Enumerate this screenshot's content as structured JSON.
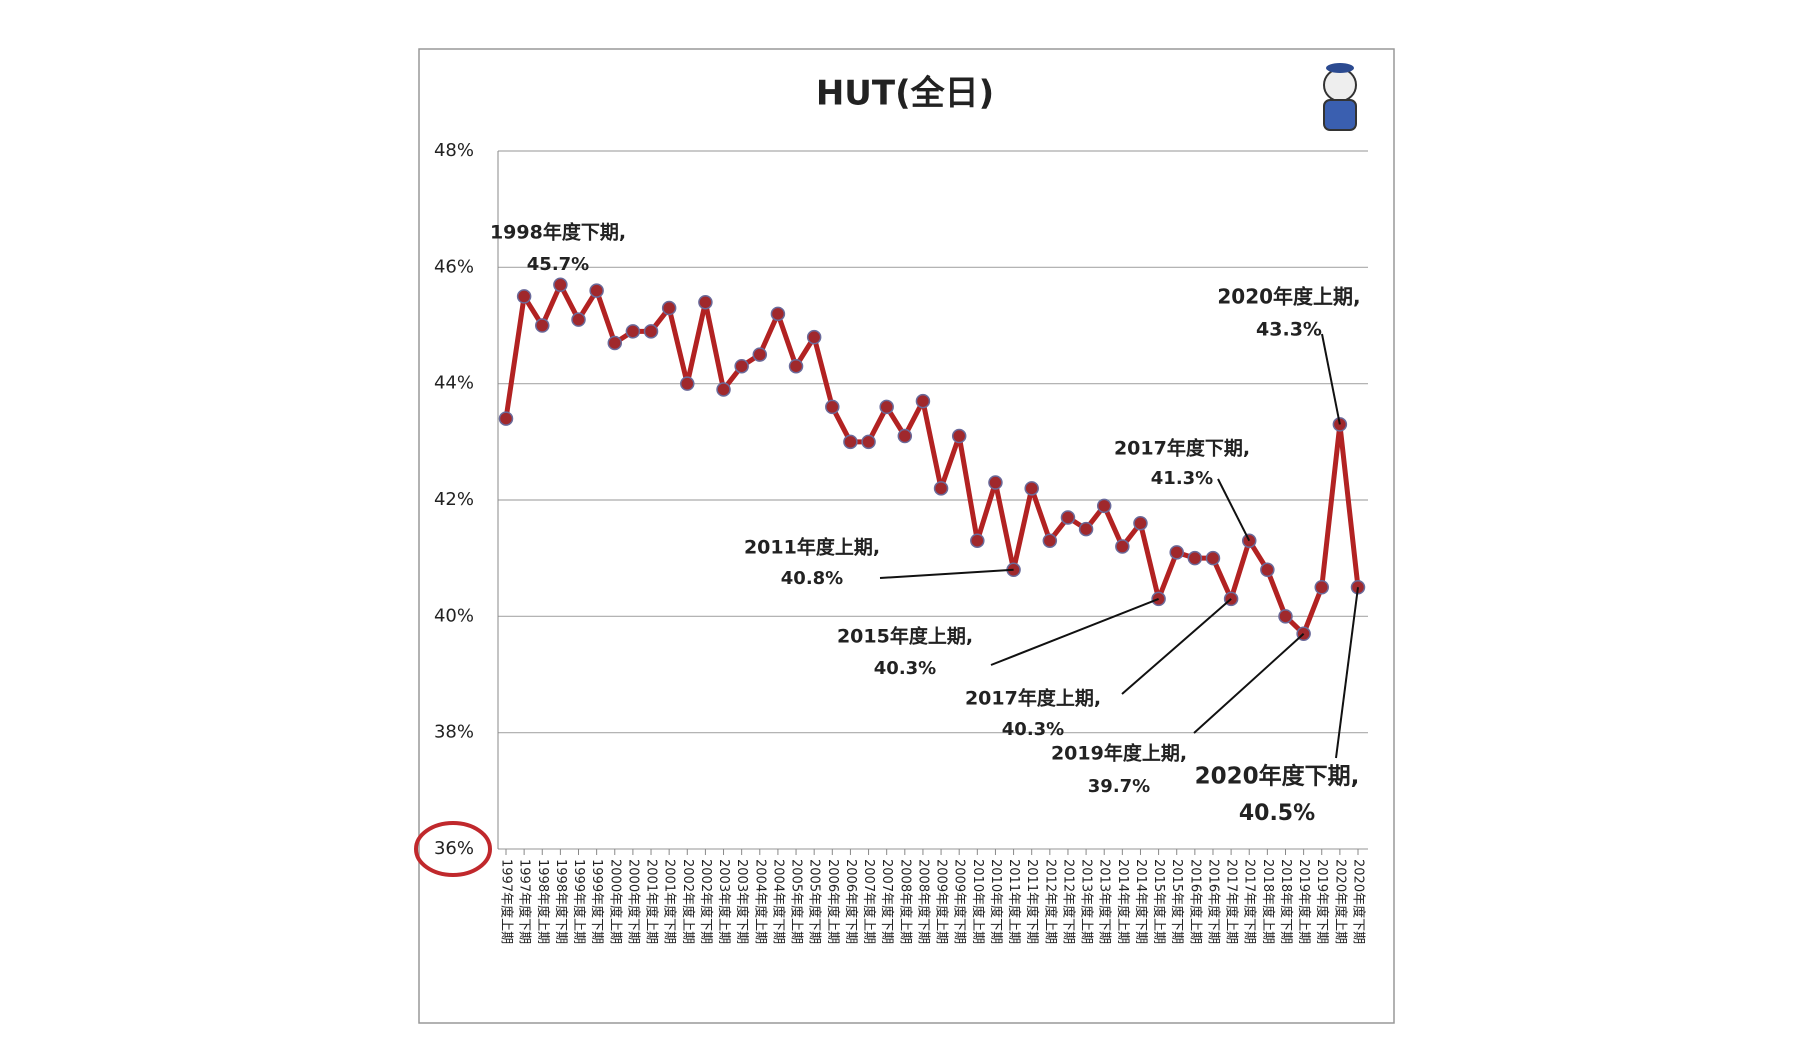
{
  "chart_data": {
    "type": "line",
    "title": "HUT(全日)",
    "categories": [
      "1997年度上期",
      "1997年度下期",
      "1998年度上期",
      "1998年度下期",
      "1999年度上期",
      "1999年度下期",
      "2000年度上期",
      "2000年度下期",
      "2001年度上期",
      "2001年度下期",
      "2002年度上期",
      "2002年度下期",
      "2003年度上期",
      "2003年度下期",
      "2004年度上期",
      "2004年度下期",
      "2005年度上期",
      "2005年度下期",
      "2006年度上期",
      "2006年度下期",
      "2007年度上期",
      "2007年度下期",
      "2008年度上期",
      "2008年度下期",
      "2009年度上期",
      "2009年度下期",
      "2010年度上期",
      "2010年度下期",
      "2011年度上期",
      "2011年度下期",
      "2012年度上期",
      "2012年度下期",
      "2013年度上期",
      "2013年度下期",
      "2014年度上期",
      "2014年度下期",
      "2015年度上期",
      "2015年度下期",
      "2016年度上期",
      "2016年度下期",
      "2017年度上期",
      "2017年度下期",
      "2018年度上期",
      "2018年度下期",
      "2019年度上期",
      "2019年度下期",
      "2020年度上期",
      "2020年度下期"
    ],
    "values": [
      43.4,
      45.5,
      45.0,
      45.7,
      45.1,
      45.6,
      44.7,
      44.9,
      44.9,
      45.3,
      44.0,
      45.4,
      43.9,
      44.3,
      44.5,
      45.2,
      44.3,
      44.8,
      43.6,
      43.0,
      43.0,
      43.6,
      43.1,
      43.7,
      42.2,
      43.1,
      41.3,
      42.3,
      40.8,
      42.2,
      41.3,
      41.7,
      41.5,
      41.9,
      41.2,
      41.6,
      40.3,
      41.1,
      41.0,
      41.0,
      40.3,
      41.3,
      40.8,
      40.0,
      39.7,
      40.5,
      43.3,
      40.5
    ],
    "color": "#b22222",
    "ylim": [
      36,
      48
    ],
    "yticks": [
      {
        "value": 36,
        "label": "36%"
      },
      {
        "value": 38,
        "label": "38%"
      },
      {
        "value": 40,
        "label": "40%"
      },
      {
        "value": 42,
        "label": "42%"
      },
      {
        "value": 44,
        "label": "44%"
      },
      {
        "value": 46,
        "label": "46%"
      },
      {
        "value": 48,
        "label": "48%"
      }
    ],
    "grid": true,
    "annotations": [
      {
        "text": "1998年度下期,",
        "value": 45.7,
        "value_label": "45.7%"
      },
      {
        "text": "2020年度上期,",
        "value": 43.3,
        "value_label": "43.3%"
      },
      {
        "text": "2017年度下期,",
        "value": 41.3,
        "value_label": "41.3%"
      },
      {
        "text": "2011年度上期,",
        "value": 40.8,
        "value_label": "40.8%"
      },
      {
        "text": "2015年度上期,",
        "value": 40.3,
        "value_label": "40.3%"
      },
      {
        "text": "2017年度上期,",
        "value": 40.3,
        "value_label": "40.3%"
      },
      {
        "text": "2019年度上期,",
        "value": 39.7,
        "value_label": "39.7%"
      },
      {
        "text": "2020年度下期,",
        "value": 40.5,
        "value_label": "40.5%"
      }
    ]
  }
}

::::::::::

### Task directions:
Strip out the images, then output the records above word for word.

### Response:
Enumerate this screenshot's content as structured JSON.
{
  "chart_data": {
    "type": "line",
    "title": "HUT(全日)",
    "categories": [
      "1997年度上期",
      "1997年度下期",
      "1998年度上期",
      "1998年度下期",
      "1999年度上期",
      "1999年度下期",
      "2000年度上期",
      "2000年度下期",
      "2001年度上期",
      "2001年度下期",
      "2002年度上期",
      "2002年度下期",
      "2003年度上期",
      "2003年度下期",
      "2004年度上期",
      "2004年度下期",
      "2005年度上期",
      "2005年度下期",
      "2006年度上期",
      "2006年度下期",
      "2007年度上期",
      "2007年度下期",
      "2008年度上期",
      "2008年度下期",
      "2009年度上期",
      "2009年度下期",
      "2010年度上期",
      "2010年度下期",
      "2011年度上期",
      "2011年度下期",
      "2012年度上期",
      "2012年度下期",
      "2013年度上期",
      "2013年度下期",
      "2014年度上期",
      "2014年度下期",
      "2015年度上期",
      "2015年度下期",
      "2016年度上期",
      "2016年度下期",
      "2017年度上期",
      "2017年度下期",
      "2018年度上期",
      "2018年度下期",
      "2019年度上期",
      "2019年度下期",
      "2020年度上期",
      "2020年度下期"
    ],
    "values": [
      43.4,
      45.5,
      45.0,
      45.7,
      45.1,
      45.6,
      44.7,
      44.9,
      44.9,
      45.3,
      44.0,
      45.4,
      43.9,
      44.3,
      44.5,
      45.2,
      44.3,
      44.8,
      43.6,
      43.0,
      43.0,
      43.6,
      43.1,
      43.7,
      42.2,
      43.1,
      41.3,
      42.3,
      40.8,
      42.2,
      41.3,
      41.7,
      41.5,
      41.9,
      41.2,
      41.6,
      40.3,
      41.1,
      41.0,
      41.0,
      40.3,
      41.3,
      40.8,
      40.0,
      39.7,
      40.5,
      43.3,
      40.5
    ],
    "color": "#b22222",
    "ylim": [
      36,
      48
    ],
    "yticks": [
      {
        "value": 36,
        "label": "36%"
      },
      {
        "value": 38,
        "label": "38%"
      },
      {
        "value": 40,
        "label": "40%"
      },
      {
        "value": 42,
        "label": "42%"
      },
      {
        "value": 44,
        "label": "44%"
      },
      {
        "value": 46,
        "label": "46%"
      },
      {
        "value": 48,
        "label": "48%"
      }
    ],
    "grid": true,
    "annotations": [
      {
        "text": "1998年度下期,",
        "value": 45.7,
        "value_label": "45.7%"
      },
      {
        "text": "2020年度上期,",
        "value": 43.3,
        "value_label": "43.3%"
      },
      {
        "text": "2017年度下期,",
        "value": 41.3,
        "value_label": "41.3%"
      },
      {
        "text": "2011年度上期,",
        "value": 40.8,
        "value_label": "40.8%"
      },
      {
        "text": "2015年度上期,",
        "value": 40.3,
        "value_label": "40.3%"
      },
      {
        "text": "2017年度上期,",
        "value": 40.3,
        "value_label": "40.3%"
      },
      {
        "text": "2019年度上期,",
        "value": 39.7,
        "value_label": "39.7%"
      },
      {
        "text": "2020年度下期,",
        "value": 40.5,
        "value_label": "40.5%"
      }
    ]
  }
}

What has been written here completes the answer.